**GIVEN PROBLEM:** Each line containing the word "حلقة" needs to be copied.

## START DATA PROVIDED

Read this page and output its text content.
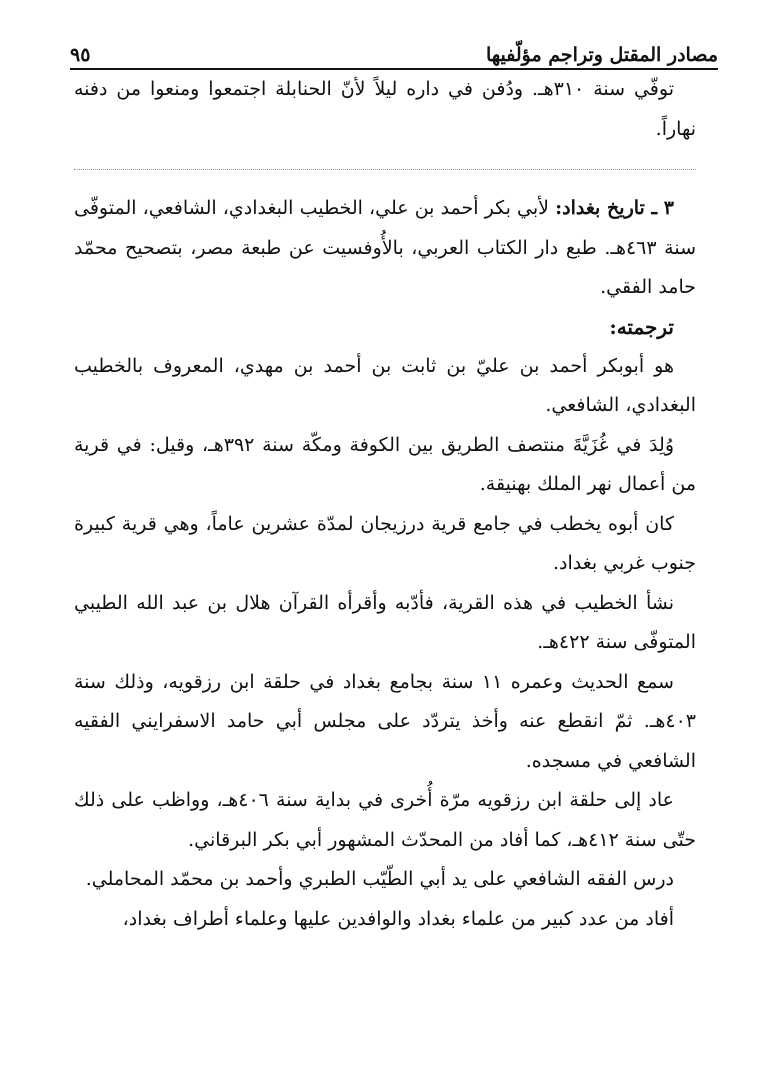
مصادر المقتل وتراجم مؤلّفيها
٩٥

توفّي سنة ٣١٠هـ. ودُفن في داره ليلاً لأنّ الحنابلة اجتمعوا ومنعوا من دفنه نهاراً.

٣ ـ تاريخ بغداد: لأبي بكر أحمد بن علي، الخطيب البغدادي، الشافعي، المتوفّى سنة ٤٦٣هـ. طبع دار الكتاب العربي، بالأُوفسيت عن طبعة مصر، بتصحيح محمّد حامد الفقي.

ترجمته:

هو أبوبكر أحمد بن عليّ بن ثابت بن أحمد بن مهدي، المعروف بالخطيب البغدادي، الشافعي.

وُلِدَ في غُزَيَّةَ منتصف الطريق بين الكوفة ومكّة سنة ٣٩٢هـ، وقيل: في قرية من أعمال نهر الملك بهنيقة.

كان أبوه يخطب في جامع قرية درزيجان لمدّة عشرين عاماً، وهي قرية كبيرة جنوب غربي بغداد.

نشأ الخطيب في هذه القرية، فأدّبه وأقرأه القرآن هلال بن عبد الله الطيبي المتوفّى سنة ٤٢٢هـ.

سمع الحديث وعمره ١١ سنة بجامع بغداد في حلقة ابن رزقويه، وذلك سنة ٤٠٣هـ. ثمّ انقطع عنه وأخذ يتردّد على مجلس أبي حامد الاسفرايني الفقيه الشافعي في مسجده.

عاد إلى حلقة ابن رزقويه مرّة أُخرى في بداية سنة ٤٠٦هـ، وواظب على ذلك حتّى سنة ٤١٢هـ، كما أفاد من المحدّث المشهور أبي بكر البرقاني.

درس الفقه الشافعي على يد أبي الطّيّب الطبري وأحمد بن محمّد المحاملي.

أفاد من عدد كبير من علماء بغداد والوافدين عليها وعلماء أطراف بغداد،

## END DATA PROVIDED

**SOLUTION TO THIS TASK:**
سمع الحديث وعمره ١١ سنة بجامع بغداد في حلقة ابن رزقويه، وذلك سنة ٤٠٣هـ. ثمّ انقطع عنه وأخذ يتردّد على مجلس أبي حامد الاسفرايني الفقيه الشافعي في مسجده.
عاد إلى حلقة ابن رزقويه مرّة أُخرى في بداية سنة ٤٠٦هـ، وواظب على ذلك حتّى سنة ٤١٢هـ، كما أفاد من المحدّث المشهور أبي بكر البرقاني.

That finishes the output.